Using the records provided below, locate and copy each line that contains the word "document".

---

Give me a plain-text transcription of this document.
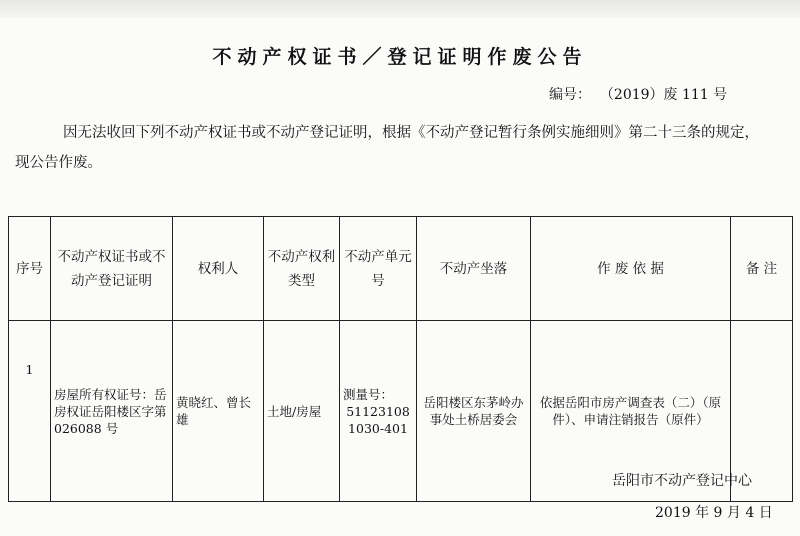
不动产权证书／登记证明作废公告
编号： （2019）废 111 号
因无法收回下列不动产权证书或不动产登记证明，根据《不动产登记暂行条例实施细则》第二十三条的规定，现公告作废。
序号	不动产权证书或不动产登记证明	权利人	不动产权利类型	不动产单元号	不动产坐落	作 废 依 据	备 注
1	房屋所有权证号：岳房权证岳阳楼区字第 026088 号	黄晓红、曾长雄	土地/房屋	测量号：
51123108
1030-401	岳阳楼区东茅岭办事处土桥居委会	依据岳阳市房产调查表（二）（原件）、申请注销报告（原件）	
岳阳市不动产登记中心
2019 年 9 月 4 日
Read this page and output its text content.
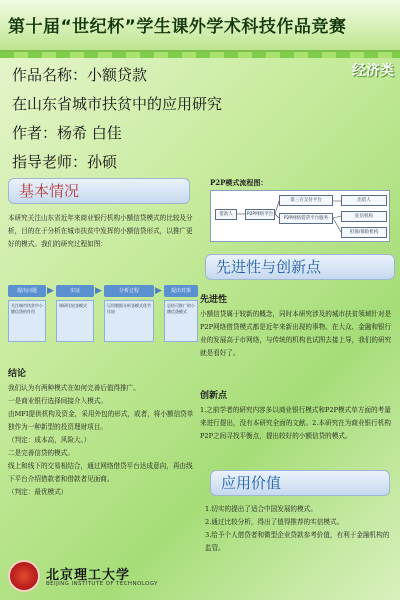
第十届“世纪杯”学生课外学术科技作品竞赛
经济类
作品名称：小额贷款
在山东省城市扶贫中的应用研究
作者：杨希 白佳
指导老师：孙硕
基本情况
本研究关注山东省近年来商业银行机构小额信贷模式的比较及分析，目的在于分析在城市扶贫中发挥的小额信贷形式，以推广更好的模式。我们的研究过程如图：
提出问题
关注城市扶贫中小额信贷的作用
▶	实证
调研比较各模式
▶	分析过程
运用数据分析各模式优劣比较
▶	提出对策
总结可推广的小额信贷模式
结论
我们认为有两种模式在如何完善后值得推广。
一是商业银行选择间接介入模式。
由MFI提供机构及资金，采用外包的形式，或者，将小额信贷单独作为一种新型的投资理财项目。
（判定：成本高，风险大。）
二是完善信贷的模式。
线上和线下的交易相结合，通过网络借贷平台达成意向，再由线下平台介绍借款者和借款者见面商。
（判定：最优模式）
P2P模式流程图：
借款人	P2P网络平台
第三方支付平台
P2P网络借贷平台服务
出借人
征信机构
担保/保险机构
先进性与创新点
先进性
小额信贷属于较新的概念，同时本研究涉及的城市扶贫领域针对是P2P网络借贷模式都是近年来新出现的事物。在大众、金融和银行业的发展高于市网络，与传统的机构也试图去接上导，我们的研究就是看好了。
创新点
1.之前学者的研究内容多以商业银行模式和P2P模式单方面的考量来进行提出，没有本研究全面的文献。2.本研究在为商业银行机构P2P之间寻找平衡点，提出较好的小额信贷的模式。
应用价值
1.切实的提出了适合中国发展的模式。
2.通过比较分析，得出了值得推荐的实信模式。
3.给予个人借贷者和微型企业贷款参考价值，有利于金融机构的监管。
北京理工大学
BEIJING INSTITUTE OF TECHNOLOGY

---

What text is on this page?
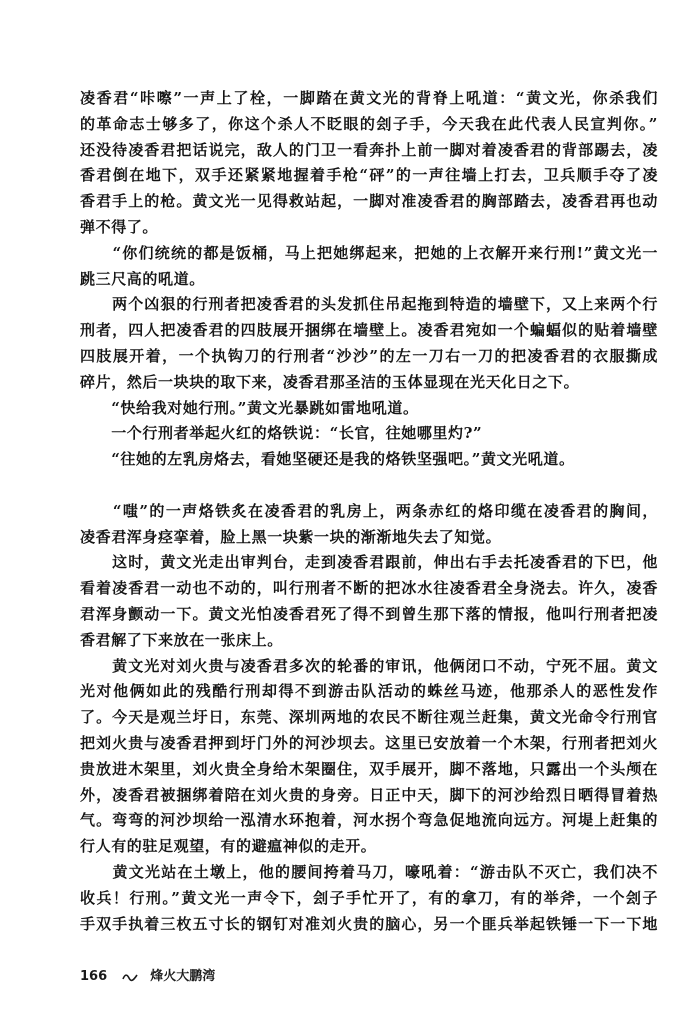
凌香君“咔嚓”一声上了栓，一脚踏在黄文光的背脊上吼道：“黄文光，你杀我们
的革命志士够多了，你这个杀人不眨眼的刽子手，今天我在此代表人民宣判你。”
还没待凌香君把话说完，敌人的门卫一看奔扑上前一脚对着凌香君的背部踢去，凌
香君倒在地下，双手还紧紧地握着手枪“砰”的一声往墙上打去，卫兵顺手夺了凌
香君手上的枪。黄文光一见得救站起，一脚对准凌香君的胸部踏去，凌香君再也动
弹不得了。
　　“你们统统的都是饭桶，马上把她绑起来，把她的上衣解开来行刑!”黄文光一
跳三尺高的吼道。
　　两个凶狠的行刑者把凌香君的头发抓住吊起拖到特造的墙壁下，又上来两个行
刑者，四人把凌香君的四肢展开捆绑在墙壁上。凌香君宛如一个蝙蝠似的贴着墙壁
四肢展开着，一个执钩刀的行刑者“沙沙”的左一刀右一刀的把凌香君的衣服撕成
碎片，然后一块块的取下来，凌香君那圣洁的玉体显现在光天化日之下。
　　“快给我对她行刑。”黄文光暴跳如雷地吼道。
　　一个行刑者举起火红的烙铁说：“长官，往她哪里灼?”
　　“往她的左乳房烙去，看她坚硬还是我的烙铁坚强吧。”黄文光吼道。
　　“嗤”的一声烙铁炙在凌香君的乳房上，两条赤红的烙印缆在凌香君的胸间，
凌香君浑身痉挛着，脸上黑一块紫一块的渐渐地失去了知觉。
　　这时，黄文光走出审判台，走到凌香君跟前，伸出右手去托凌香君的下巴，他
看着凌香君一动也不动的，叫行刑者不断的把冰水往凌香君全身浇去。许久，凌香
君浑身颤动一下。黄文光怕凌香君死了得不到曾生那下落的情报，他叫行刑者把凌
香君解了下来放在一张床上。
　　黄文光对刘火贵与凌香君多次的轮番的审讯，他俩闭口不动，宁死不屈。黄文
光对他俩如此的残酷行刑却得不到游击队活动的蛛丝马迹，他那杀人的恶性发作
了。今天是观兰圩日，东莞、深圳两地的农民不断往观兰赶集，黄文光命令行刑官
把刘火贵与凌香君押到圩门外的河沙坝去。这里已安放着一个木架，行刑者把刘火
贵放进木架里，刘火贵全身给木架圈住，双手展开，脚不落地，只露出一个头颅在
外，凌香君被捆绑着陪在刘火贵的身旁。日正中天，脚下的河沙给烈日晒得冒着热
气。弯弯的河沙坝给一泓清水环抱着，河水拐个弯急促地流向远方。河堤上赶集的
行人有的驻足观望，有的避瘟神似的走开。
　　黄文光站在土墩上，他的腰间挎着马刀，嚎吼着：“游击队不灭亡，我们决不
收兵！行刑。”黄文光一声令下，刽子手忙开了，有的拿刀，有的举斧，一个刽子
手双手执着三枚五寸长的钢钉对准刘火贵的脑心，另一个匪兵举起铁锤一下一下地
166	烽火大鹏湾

---

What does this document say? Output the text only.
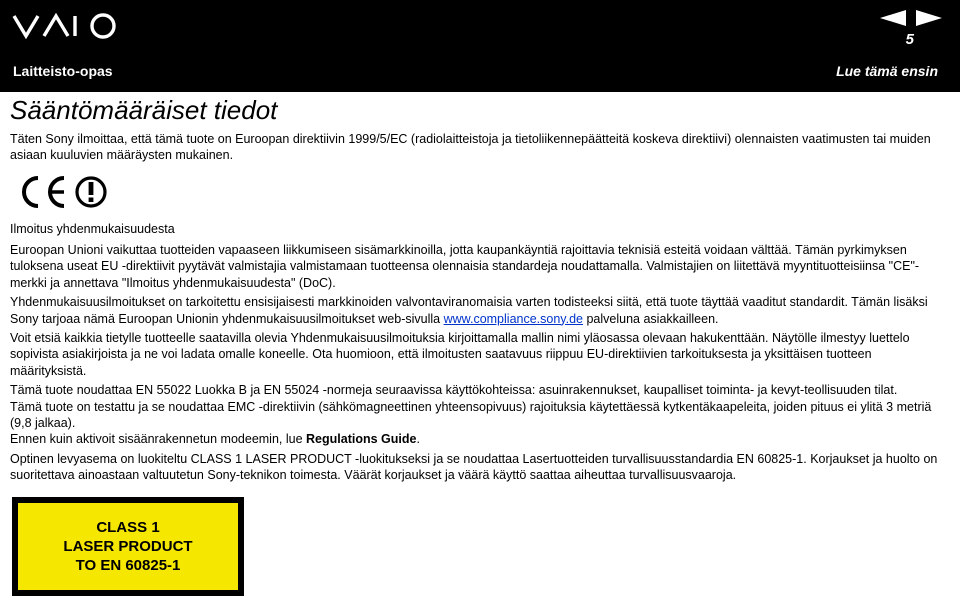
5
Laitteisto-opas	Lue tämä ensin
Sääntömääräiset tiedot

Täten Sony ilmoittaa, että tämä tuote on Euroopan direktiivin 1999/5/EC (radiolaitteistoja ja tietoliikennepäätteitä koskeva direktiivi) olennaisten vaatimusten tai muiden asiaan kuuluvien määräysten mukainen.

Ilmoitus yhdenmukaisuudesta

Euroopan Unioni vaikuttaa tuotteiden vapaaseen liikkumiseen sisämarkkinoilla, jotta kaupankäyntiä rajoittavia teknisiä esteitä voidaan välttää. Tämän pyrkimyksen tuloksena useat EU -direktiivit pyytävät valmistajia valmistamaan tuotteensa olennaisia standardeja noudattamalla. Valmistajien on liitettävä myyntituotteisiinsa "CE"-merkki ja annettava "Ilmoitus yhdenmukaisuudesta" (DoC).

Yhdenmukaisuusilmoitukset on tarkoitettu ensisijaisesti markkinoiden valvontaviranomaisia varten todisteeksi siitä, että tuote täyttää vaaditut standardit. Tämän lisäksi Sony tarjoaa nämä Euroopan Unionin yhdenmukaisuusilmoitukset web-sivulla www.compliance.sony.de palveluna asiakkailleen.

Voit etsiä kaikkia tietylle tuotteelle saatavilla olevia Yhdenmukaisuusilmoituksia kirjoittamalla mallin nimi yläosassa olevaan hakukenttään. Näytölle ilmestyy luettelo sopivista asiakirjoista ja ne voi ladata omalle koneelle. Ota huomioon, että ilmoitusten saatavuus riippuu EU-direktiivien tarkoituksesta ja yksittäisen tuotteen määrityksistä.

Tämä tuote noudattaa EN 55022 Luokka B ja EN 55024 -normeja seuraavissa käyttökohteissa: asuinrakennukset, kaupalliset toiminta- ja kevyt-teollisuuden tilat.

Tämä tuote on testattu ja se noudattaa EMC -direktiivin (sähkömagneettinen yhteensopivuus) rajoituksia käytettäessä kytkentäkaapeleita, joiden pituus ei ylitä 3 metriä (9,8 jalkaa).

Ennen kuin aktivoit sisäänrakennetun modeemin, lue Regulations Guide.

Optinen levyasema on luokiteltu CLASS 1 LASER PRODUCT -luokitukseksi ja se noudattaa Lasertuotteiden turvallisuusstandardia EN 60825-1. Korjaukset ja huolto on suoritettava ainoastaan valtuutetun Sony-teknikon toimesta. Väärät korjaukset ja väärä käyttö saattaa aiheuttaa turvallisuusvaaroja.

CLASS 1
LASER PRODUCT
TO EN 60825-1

---

*ANSWER FOR THIS EXERCISE*:
Give me a plain-text transcription of this document.
What does this document say? Output the text only.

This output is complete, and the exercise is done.